──────── PROVIDED DATA ────────
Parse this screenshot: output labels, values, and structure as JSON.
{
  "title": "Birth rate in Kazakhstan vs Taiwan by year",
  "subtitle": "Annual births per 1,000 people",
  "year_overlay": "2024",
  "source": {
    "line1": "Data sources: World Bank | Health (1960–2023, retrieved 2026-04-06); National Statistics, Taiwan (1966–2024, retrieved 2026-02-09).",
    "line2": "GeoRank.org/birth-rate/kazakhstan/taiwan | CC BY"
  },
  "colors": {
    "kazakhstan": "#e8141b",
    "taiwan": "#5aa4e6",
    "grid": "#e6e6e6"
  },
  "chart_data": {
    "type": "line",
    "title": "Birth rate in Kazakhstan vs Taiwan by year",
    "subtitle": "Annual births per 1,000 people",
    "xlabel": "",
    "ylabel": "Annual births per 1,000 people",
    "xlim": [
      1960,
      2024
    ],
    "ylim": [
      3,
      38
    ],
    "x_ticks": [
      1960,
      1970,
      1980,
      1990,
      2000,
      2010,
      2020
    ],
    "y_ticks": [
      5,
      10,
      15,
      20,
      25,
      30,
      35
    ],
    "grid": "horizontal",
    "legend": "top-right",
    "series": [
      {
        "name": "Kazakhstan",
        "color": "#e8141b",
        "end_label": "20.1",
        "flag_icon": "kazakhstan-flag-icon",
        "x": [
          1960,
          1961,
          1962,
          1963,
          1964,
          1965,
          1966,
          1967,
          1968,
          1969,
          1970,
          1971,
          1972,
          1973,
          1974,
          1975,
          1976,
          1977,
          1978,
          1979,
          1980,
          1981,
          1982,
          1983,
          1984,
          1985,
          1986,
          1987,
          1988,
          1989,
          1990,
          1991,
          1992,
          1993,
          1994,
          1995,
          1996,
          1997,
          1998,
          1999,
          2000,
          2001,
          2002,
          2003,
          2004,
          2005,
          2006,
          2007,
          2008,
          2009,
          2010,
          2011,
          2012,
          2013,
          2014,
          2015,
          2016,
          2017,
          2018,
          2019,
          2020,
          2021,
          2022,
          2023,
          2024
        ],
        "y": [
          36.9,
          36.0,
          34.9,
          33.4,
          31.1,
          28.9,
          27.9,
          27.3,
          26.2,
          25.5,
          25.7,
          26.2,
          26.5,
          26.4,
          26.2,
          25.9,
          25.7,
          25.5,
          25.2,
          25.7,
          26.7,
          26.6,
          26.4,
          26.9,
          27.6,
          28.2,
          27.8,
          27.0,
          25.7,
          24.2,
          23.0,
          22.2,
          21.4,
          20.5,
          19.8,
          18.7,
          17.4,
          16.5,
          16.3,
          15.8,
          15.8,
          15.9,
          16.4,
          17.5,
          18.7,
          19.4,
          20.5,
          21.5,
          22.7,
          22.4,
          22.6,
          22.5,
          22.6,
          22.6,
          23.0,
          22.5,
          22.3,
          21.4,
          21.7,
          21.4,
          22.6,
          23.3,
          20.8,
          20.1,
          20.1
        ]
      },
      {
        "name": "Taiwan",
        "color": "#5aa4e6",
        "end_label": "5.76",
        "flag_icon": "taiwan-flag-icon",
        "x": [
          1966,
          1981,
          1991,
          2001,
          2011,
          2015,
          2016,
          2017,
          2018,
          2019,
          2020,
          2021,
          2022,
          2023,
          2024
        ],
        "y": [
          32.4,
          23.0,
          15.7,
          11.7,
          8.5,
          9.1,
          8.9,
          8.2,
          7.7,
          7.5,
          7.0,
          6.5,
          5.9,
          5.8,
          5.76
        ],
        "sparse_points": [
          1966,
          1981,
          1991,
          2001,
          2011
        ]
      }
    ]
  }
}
────────
──────── PROVIDED DATA ────────
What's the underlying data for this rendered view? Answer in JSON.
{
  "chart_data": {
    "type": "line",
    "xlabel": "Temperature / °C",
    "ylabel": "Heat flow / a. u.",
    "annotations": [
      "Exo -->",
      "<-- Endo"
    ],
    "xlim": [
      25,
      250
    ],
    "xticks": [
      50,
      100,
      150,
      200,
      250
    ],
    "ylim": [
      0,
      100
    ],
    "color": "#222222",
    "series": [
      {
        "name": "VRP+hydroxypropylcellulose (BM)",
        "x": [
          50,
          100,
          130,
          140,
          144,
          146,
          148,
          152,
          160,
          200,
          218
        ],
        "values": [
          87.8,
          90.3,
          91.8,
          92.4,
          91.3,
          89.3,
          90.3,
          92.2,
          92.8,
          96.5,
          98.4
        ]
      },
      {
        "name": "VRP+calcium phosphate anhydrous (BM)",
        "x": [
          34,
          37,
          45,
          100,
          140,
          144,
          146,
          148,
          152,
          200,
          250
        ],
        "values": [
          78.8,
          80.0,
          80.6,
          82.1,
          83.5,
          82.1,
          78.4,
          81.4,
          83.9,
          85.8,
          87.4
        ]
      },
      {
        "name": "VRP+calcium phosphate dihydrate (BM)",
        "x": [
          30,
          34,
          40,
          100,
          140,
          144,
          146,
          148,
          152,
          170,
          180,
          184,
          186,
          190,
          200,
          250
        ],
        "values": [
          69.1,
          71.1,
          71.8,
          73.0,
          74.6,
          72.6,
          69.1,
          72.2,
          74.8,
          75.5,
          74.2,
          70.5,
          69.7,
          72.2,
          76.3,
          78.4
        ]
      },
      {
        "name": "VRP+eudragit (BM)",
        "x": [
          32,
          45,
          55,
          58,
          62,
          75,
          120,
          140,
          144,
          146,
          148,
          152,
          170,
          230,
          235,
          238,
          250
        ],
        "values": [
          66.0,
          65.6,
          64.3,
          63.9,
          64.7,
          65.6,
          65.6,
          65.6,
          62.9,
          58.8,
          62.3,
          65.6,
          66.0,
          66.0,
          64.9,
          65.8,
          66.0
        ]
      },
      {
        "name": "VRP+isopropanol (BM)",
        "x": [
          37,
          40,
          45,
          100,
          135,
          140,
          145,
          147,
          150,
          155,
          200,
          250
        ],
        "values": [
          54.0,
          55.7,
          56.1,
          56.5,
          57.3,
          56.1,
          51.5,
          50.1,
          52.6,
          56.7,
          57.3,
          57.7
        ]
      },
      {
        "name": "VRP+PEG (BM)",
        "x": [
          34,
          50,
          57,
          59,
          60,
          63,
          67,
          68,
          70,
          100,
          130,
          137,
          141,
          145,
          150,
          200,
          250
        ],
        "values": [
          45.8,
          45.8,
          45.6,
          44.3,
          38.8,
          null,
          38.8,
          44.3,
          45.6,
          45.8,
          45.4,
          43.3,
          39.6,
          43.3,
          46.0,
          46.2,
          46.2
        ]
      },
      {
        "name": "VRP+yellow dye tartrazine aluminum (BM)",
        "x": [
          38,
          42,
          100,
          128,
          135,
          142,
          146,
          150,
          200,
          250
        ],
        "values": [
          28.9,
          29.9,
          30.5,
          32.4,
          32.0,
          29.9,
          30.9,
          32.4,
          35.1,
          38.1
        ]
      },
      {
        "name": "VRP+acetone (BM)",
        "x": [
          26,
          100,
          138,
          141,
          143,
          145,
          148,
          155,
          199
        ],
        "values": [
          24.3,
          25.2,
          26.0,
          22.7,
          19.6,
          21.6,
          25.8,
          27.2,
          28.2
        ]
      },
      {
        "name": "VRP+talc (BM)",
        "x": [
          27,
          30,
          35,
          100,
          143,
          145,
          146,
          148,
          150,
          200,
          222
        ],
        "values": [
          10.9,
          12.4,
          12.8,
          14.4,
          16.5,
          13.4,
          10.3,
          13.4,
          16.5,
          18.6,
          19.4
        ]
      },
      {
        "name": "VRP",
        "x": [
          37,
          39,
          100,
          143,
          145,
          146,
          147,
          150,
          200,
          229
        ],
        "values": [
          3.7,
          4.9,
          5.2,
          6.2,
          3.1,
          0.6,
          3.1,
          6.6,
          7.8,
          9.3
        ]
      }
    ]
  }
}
────────
**PROBLEM DESCRIPTION**
Extract every line containing the string "icon" from the material.

**EXERCISE SOLUTION**
        "flag_icon": "kazakhstan-flag-icon",
        "flag_icon": "taiwan-flag-icon",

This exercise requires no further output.